## begin PROVIDED MATERIAL

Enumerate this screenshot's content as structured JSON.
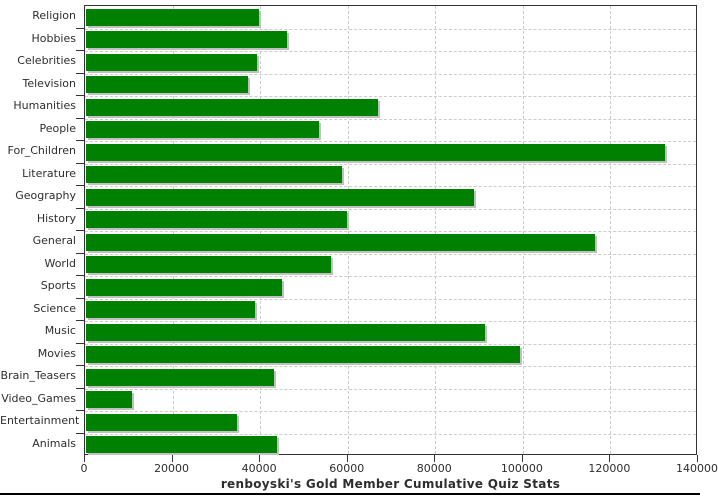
{
  "chart_data": {
    "type": "bar",
    "orientation": "horizontal",
    "title": "renboyski's Gold Member Cumulative Quiz Stats",
    "categories": [
      "Religion",
      "Hobbies",
      "Celebrities",
      "Television",
      "Humanities",
      "People",
      "For_Children",
      "Literature",
      "Geography",
      "History",
      "General",
      "World",
      "Sports",
      "Science",
      "Music",
      "Movies",
      "Brain_Teasers",
      "Video_Games",
      "Entertainment",
      "Animals"
    ],
    "values": [
      39500,
      45800,
      39000,
      37100,
      66800,
      53300,
      132300,
      58500,
      88700,
      59500,
      116300,
      56000,
      44700,
      38500,
      91100,
      99200,
      42900,
      10500,
      34400,
      43600
    ],
    "xlim": [
      0,
      140000
    ],
    "x_ticks": [
      0,
      20000,
      40000,
      60000,
      80000,
      100000,
      120000,
      140000
    ],
    "x_tick_labels": [
      "0",
      "20000",
      "40000",
      "60000",
      "80000",
      "100000",
      "120000",
      "140000"
    ],
    "grid": true,
    "legend": "none",
    "colors": {
      "bar": "#008000",
      "bar_shadow": "#c0c0c0",
      "gridline": "#cccccc",
      "axis": "#333333",
      "text": "#2e2e2e"
    }
  }
}
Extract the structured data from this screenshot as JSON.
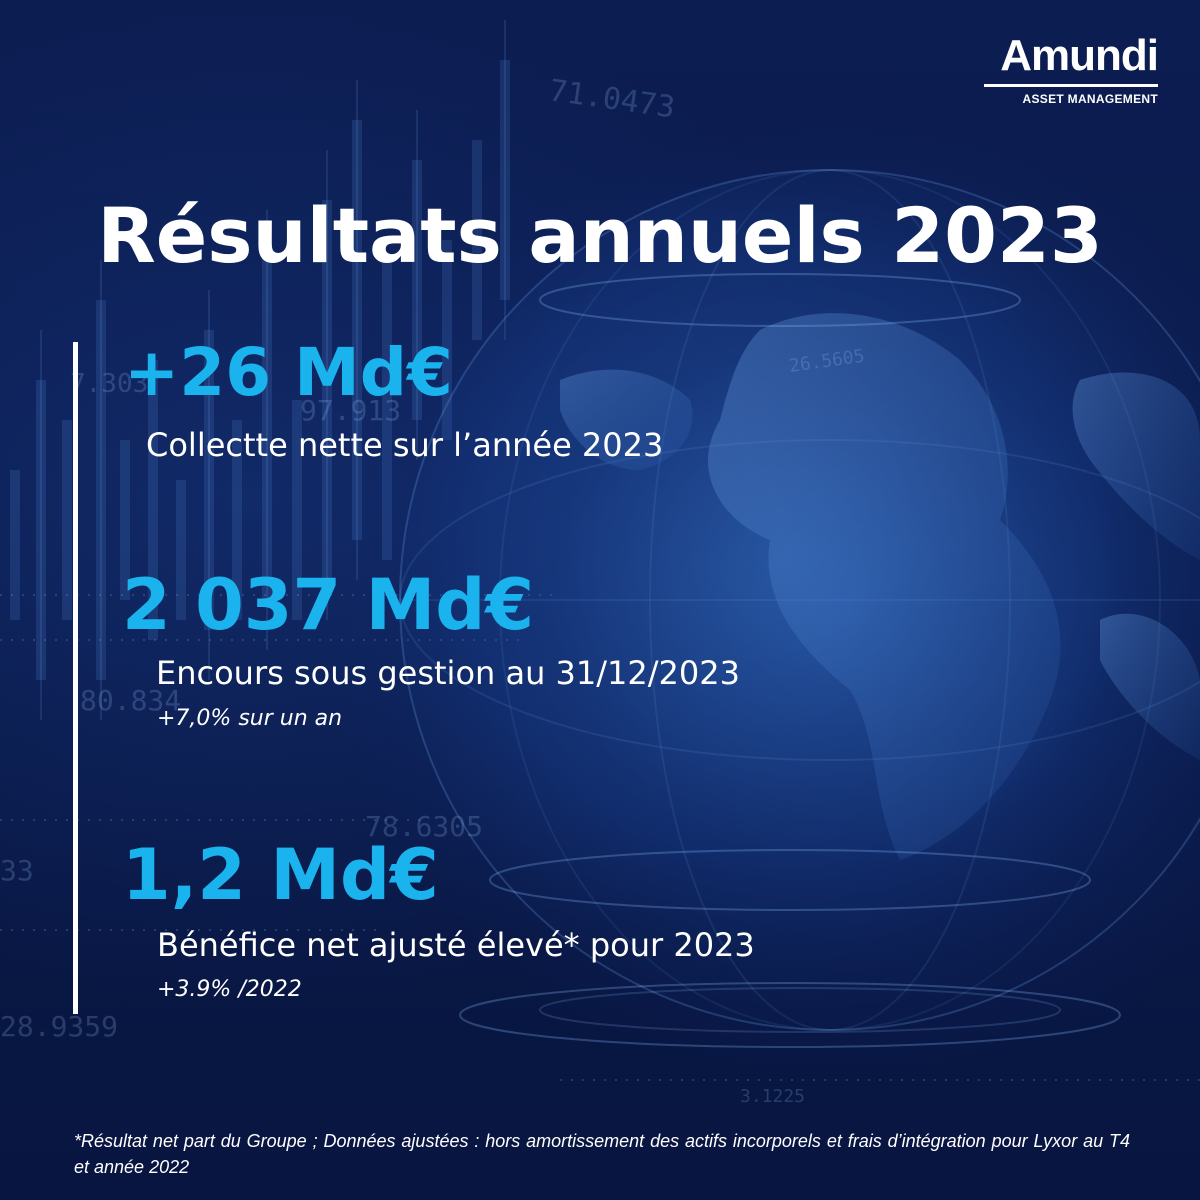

## end PROVIDED MATERIAL

> TASK BRIEF: Which lines contain the word "screenshot"? Return each of them.

> SOLUTION TO THE EXERCISE:
Enumerate this screenshot's content as structured JSON.
Extract the structured data from this screenshot as JSON.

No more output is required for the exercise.